◆ WHAT YOU SHOULD DO:
Copy out all the lines in the records that include the word "pour".

-- START ENTRIES SUPPLIED --

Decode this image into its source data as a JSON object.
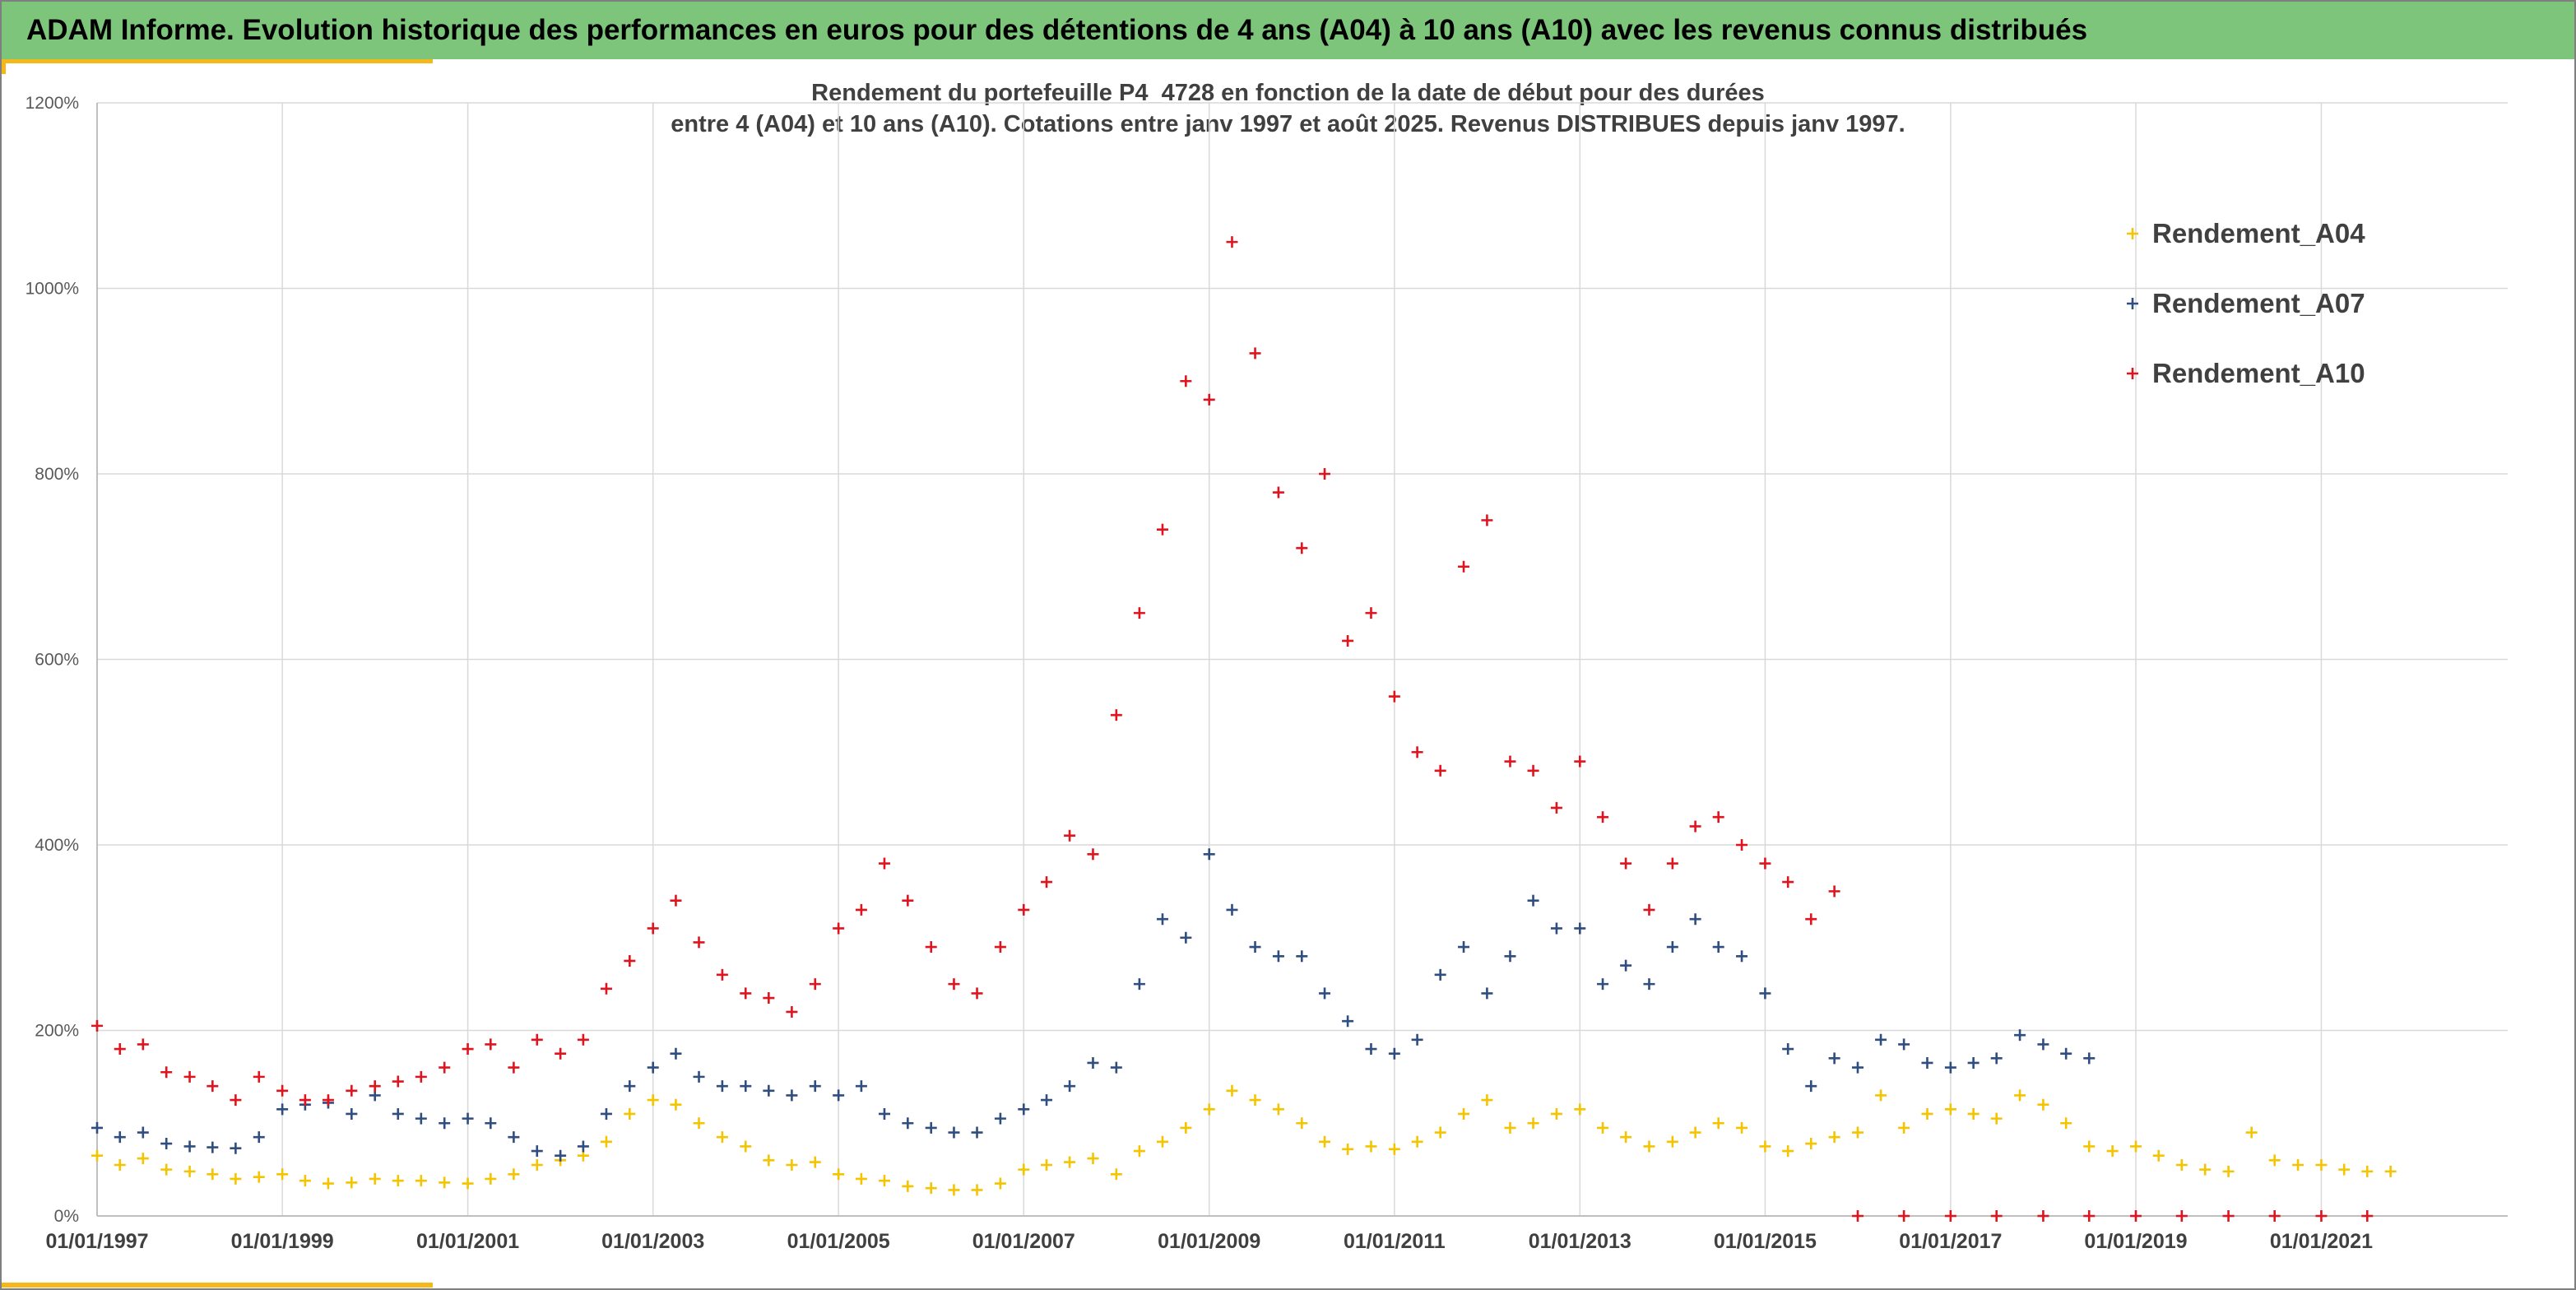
{
  "banner": {
    "title": "ADAM Informe. Evolution historique des performances en euros pour des détentions de 4 ans (A04) à 10 ans (A10) avec les revenus connus distribués"
  },
  "colors": {
    "banner": "#7dc57a",
    "accent": "#f4b81a",
    "a04": "#f5c400",
    "a07": "#2f4d7f",
    "a10": "#e0141e",
    "grid": "#d9d9d9"
  },
  "chart_data": {
    "type": "scatter",
    "title_line1": "Rendement du portefeuille P4_4728 en fonction de la date de début pour des durées",
    "title_line2": "entre 4 (A04) et 10 ans (A10). Cotations entre janv 1997 et août 2025. Revenus DISTRIBUES depuis janv 1997.",
    "marker": "+",
    "x_range": [
      "1997-01-01",
      "2022-01-01"
    ],
    "x_ticks": [
      "01/01/1997",
      "01/01/1999",
      "01/01/2001",
      "01/01/2003",
      "01/01/2005",
      "01/01/2007",
      "01/01/2009",
      "01/01/2011",
      "01/01/2013",
      "01/01/2015",
      "01/01/2017",
      "01/01/2019",
      "01/01/2021"
    ],
    "y_range": [
      0,
      1200
    ],
    "y_ticks": [
      "0%",
      "200%",
      "400%",
      "600%",
      "800%",
      "1000%",
      "1200%"
    ],
    "grid": true,
    "legend_position": "top-right",
    "series": [
      {
        "name": "Rendement_A04",
        "color": "#f5c400",
        "points": [
          [
            "1997-01-01",
            65
          ],
          [
            "1997-04-01",
            55
          ],
          [
            "1997-07-01",
            62
          ],
          [
            "1997-10-01",
            50
          ],
          [
            "1998-01-01",
            48
          ],
          [
            "1998-04-01",
            45
          ],
          [
            "1998-07-01",
            40
          ],
          [
            "1998-10-01",
            42
          ],
          [
            "1999-01-01",
            45
          ],
          [
            "1999-04-01",
            38
          ],
          [
            "1999-07-01",
            35
          ],
          [
            "1999-10-01",
            36
          ],
          [
            "2000-01-01",
            40
          ],
          [
            "2000-04-01",
            38
          ],
          [
            "2000-07-01",
            38
          ],
          [
            "2000-10-01",
            36
          ],
          [
            "2001-01-01",
            35
          ],
          [
            "2001-04-01",
            40
          ],
          [
            "2001-07-01",
            45
          ],
          [
            "2001-10-01",
            55
          ],
          [
            "2002-01-01",
            60
          ],
          [
            "2002-04-01",
            65
          ],
          [
            "2002-07-01",
            80
          ],
          [
            "2002-10-01",
            110
          ],
          [
            "2003-01-01",
            125
          ],
          [
            "2003-04-01",
            120
          ],
          [
            "2003-07-01",
            100
          ],
          [
            "2003-10-01",
            85
          ],
          [
            "2004-01-01",
            75
          ],
          [
            "2004-04-01",
            60
          ],
          [
            "2004-07-01",
            55
          ],
          [
            "2004-10-01",
            58
          ],
          [
            "2005-01-01",
            45
          ],
          [
            "2005-04-01",
            40
          ],
          [
            "2005-07-01",
            38
          ],
          [
            "2005-10-01",
            32
          ],
          [
            "2006-01-01",
            30
          ],
          [
            "2006-04-01",
            28
          ],
          [
            "2006-07-01",
            28
          ],
          [
            "2006-10-01",
            35
          ],
          [
            "2007-01-01",
            50
          ],
          [
            "2007-04-01",
            55
          ],
          [
            "2007-07-01",
            58
          ],
          [
            "2007-10-01",
            62
          ],
          [
            "2008-01-01",
            45
          ],
          [
            "2008-04-01",
            70
          ],
          [
            "2008-07-01",
            80
          ],
          [
            "2008-10-01",
            95
          ],
          [
            "2009-01-01",
            115
          ],
          [
            "2009-04-01",
            135
          ],
          [
            "2009-07-01",
            125
          ],
          [
            "2009-10-01",
            115
          ],
          [
            "2010-01-01",
            100
          ],
          [
            "2010-04-01",
            80
          ],
          [
            "2010-07-01",
            72
          ],
          [
            "2010-10-01",
            75
          ],
          [
            "2011-01-01",
            72
          ],
          [
            "2011-04-01",
            80
          ],
          [
            "2011-07-01",
            90
          ],
          [
            "2011-10-01",
            110
          ],
          [
            "2012-01-01",
            125
          ],
          [
            "2012-04-01",
            95
          ],
          [
            "2012-07-01",
            100
          ],
          [
            "2012-10-01",
            110
          ],
          [
            "2013-01-01",
            115
          ],
          [
            "2013-04-01",
            95
          ],
          [
            "2013-07-01",
            85
          ],
          [
            "2013-10-01",
            75
          ],
          [
            "2014-01-01",
            80
          ],
          [
            "2014-04-01",
            90
          ],
          [
            "2014-07-01",
            100
          ],
          [
            "2014-10-01",
            95
          ],
          [
            "2015-01-01",
            75
          ],
          [
            "2015-04-01",
            70
          ],
          [
            "2015-07-01",
            78
          ],
          [
            "2015-10-01",
            85
          ],
          [
            "2016-01-01",
            90
          ],
          [
            "2016-04-01",
            130
          ],
          [
            "2016-07-01",
            95
          ],
          [
            "2016-10-01",
            110
          ],
          [
            "2017-01-01",
            115
          ],
          [
            "2017-04-01",
            110
          ],
          [
            "2017-07-01",
            105
          ],
          [
            "2017-10-01",
            130
          ],
          [
            "2018-01-01",
            120
          ],
          [
            "2018-04-01",
            100
          ],
          [
            "2018-07-01",
            75
          ],
          [
            "2018-10-01",
            70
          ],
          [
            "2019-01-01",
            75
          ],
          [
            "2019-04-01",
            65
          ],
          [
            "2019-07-01",
            55
          ],
          [
            "2019-10-01",
            50
          ],
          [
            "2020-01-01",
            48
          ],
          [
            "2020-04-01",
            90
          ],
          [
            "2020-07-01",
            60
          ],
          [
            "2020-10-01",
            55
          ],
          [
            "2021-01-01",
            55
          ],
          [
            "2021-04-01",
            50
          ],
          [
            "2021-07-01",
            48
          ],
          [
            "2021-10-01",
            48
          ]
        ]
      },
      {
        "name": "Rendement_A07",
        "color": "#2f4d7f",
        "points": [
          [
            "1997-01-01",
            95
          ],
          [
            "1997-04-01",
            85
          ],
          [
            "1997-07-01",
            90
          ],
          [
            "1997-10-01",
            78
          ],
          [
            "1998-01-01",
            75
          ],
          [
            "1998-04-01",
            74
          ],
          [
            "1998-07-01",
            73
          ],
          [
            "1998-10-01",
            85
          ],
          [
            "1999-01-01",
            115
          ],
          [
            "1999-04-01",
            120
          ],
          [
            "1999-07-01",
            122
          ],
          [
            "1999-10-01",
            110
          ],
          [
            "2000-01-01",
            130
          ],
          [
            "2000-04-01",
            110
          ],
          [
            "2000-07-01",
            105
          ],
          [
            "2000-10-01",
            100
          ],
          [
            "2001-01-01",
            105
          ],
          [
            "2001-04-01",
            100
          ],
          [
            "2001-07-01",
            85
          ],
          [
            "2001-10-01",
            70
          ],
          [
            "2002-01-01",
            65
          ],
          [
            "2002-04-01",
            75
          ],
          [
            "2002-07-01",
            110
          ],
          [
            "2002-10-01",
            140
          ],
          [
            "2003-01-01",
            160
          ],
          [
            "2003-04-01",
            175
          ],
          [
            "2003-07-01",
            150
          ],
          [
            "2003-10-01",
            140
          ],
          [
            "2004-01-01",
            140
          ],
          [
            "2004-04-01",
            135
          ],
          [
            "2004-07-01",
            130
          ],
          [
            "2004-10-01",
            140
          ],
          [
            "2005-01-01",
            130
          ],
          [
            "2005-04-01",
            140
          ],
          [
            "2005-07-01",
            110
          ],
          [
            "2005-10-01",
            100
          ],
          [
            "2006-01-01",
            95
          ],
          [
            "2006-04-01",
            90
          ],
          [
            "2006-07-01",
            90
          ],
          [
            "2006-10-01",
            105
          ],
          [
            "2007-01-01",
            115
          ],
          [
            "2007-04-01",
            125
          ],
          [
            "2007-07-01",
            140
          ],
          [
            "2007-10-01",
            165
          ],
          [
            "2008-01-01",
            160
          ],
          [
            "2008-04-01",
            250
          ],
          [
            "2008-07-01",
            320
          ],
          [
            "2008-10-01",
            300
          ],
          [
            "2009-01-01",
            390
          ],
          [
            "2009-04-01",
            330
          ],
          [
            "2009-07-01",
            290
          ],
          [
            "2009-10-01",
            280
          ],
          [
            "2010-01-01",
            280
          ],
          [
            "2010-04-01",
            240
          ],
          [
            "2010-07-01",
            210
          ],
          [
            "2010-10-01",
            180
          ],
          [
            "2011-01-01",
            175
          ],
          [
            "2011-04-01",
            190
          ],
          [
            "2011-07-01",
            260
          ],
          [
            "2011-10-01",
            290
          ],
          [
            "2012-01-01",
            240
          ],
          [
            "2012-04-01",
            280
          ],
          [
            "2012-07-01",
            340
          ],
          [
            "2012-10-01",
            310
          ],
          [
            "2013-01-01",
            310
          ],
          [
            "2013-04-01",
            250
          ],
          [
            "2013-07-01",
            270
          ],
          [
            "2013-10-01",
            250
          ],
          [
            "2014-01-01",
            290
          ],
          [
            "2014-04-01",
            320
          ],
          [
            "2014-07-01",
            290
          ],
          [
            "2014-10-01",
            280
          ],
          [
            "2015-01-01",
            240
          ],
          [
            "2015-04-01",
            180
          ],
          [
            "2015-07-01",
            140
          ],
          [
            "2015-10-01",
            170
          ],
          [
            "2016-01-01",
            160
          ],
          [
            "2016-04-01",
            190
          ],
          [
            "2016-07-01",
            185
          ],
          [
            "2016-10-01",
            165
          ],
          [
            "2017-01-01",
            160
          ],
          [
            "2017-04-01",
            165
          ],
          [
            "2017-07-01",
            170
          ],
          [
            "2017-10-01",
            195
          ],
          [
            "2018-01-01",
            185
          ],
          [
            "2018-04-01",
            175
          ],
          [
            "2018-07-01",
            170
          ]
        ]
      },
      {
        "name": "Rendement_A10",
        "color": "#e0141e",
        "points": [
          [
            "1997-01-01",
            205
          ],
          [
            "1997-04-01",
            180
          ],
          [
            "1997-07-01",
            185
          ],
          [
            "1997-10-01",
            155
          ],
          [
            "1998-01-01",
            150
          ],
          [
            "1998-04-01",
            140
          ],
          [
            "1998-07-01",
            125
          ],
          [
            "1998-10-01",
            150
          ],
          [
            "1999-01-01",
            135
          ],
          [
            "1999-04-01",
            125
          ],
          [
            "1999-07-01",
            125
          ],
          [
            "1999-10-01",
            135
          ],
          [
            "2000-01-01",
            140
          ],
          [
            "2000-04-01",
            145
          ],
          [
            "2000-07-01",
            150
          ],
          [
            "2000-10-01",
            160
          ],
          [
            "2001-01-01",
            180
          ],
          [
            "2001-04-01",
            185
          ],
          [
            "2001-07-01",
            160
          ],
          [
            "2001-10-01",
            190
          ],
          [
            "2002-01-01",
            175
          ],
          [
            "2002-04-01",
            190
          ],
          [
            "2002-07-01",
            245
          ],
          [
            "2002-10-01",
            275
          ],
          [
            "2003-01-01",
            310
          ],
          [
            "2003-04-01",
            340
          ],
          [
            "2003-07-01",
            295
          ],
          [
            "2003-10-01",
            260
          ],
          [
            "2004-01-01",
            240
          ],
          [
            "2004-04-01",
            235
          ],
          [
            "2004-07-01",
            220
          ],
          [
            "2004-10-01",
            250
          ],
          [
            "2005-01-01",
            310
          ],
          [
            "2005-04-01",
            330
          ],
          [
            "2005-07-01",
            380
          ],
          [
            "2005-10-01",
            340
          ],
          [
            "2006-01-01",
            290
          ],
          [
            "2006-04-01",
            250
          ],
          [
            "2006-07-01",
            240
          ],
          [
            "2006-10-01",
            290
          ],
          [
            "2007-01-01",
            330
          ],
          [
            "2007-04-01",
            360
          ],
          [
            "2007-07-01",
            410
          ],
          [
            "2007-10-01",
            390
          ],
          [
            "2008-01-01",
            540
          ],
          [
            "2008-04-01",
            650
          ],
          [
            "2008-07-01",
            740
          ],
          [
            "2008-10-01",
            900
          ],
          [
            "2009-01-01",
            880
          ],
          [
            "2009-04-01",
            1050
          ],
          [
            "2009-07-01",
            930
          ],
          [
            "2009-10-01",
            780
          ],
          [
            "2010-01-01",
            720
          ],
          [
            "2010-04-01",
            800
          ],
          [
            "2010-07-01",
            620
          ],
          [
            "2010-10-01",
            650
          ],
          [
            "2011-01-01",
            560
          ],
          [
            "2011-04-01",
            500
          ],
          [
            "2011-07-01",
            480
          ],
          [
            "2011-10-01",
            700
          ],
          [
            "2012-01-01",
            750
          ],
          [
            "2012-04-01",
            490
          ],
          [
            "2012-07-01",
            480
          ],
          [
            "2012-10-01",
            440
          ],
          [
            "2013-01-01",
            490
          ],
          [
            "2013-04-01",
            430
          ],
          [
            "2013-07-01",
            380
          ],
          [
            "2013-10-01",
            330
          ],
          [
            "2014-01-01",
            380
          ],
          [
            "2014-04-01",
            420
          ],
          [
            "2014-07-01",
            430
          ],
          [
            "2014-10-01",
            400
          ],
          [
            "2015-01-01",
            380
          ],
          [
            "2015-04-01",
            360
          ],
          [
            "2015-07-01",
            320
          ],
          [
            "2015-10-01",
            350
          ],
          [
            "2016-01-01",
            0
          ],
          [
            "2016-07-01",
            0
          ],
          [
            "2017-01-01",
            0
          ],
          [
            "2017-07-01",
            0
          ],
          [
            "2018-01-01",
            0
          ],
          [
            "2018-07-01",
            0
          ],
          [
            "2019-01-01",
            0
          ],
          [
            "2019-07-01",
            0
          ],
          [
            "2020-01-01",
            0
          ],
          [
            "2020-07-01",
            0
          ],
          [
            "2021-01-01",
            0
          ],
          [
            "2021-07-01",
            0
          ]
        ]
      }
    ]
  }
}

-- END ENTRIES SUPPLIED --

◆ REPLY:
    "title": "ADAM Informe. Evolution historique des performances en euros pour des détentions de 4 ans (A04) à 10 ans (A10) avec les revenus connus distribués"
    "title_line1": "Rendement du portefeuille P4_4728 en fonction de la date de début pour des durées",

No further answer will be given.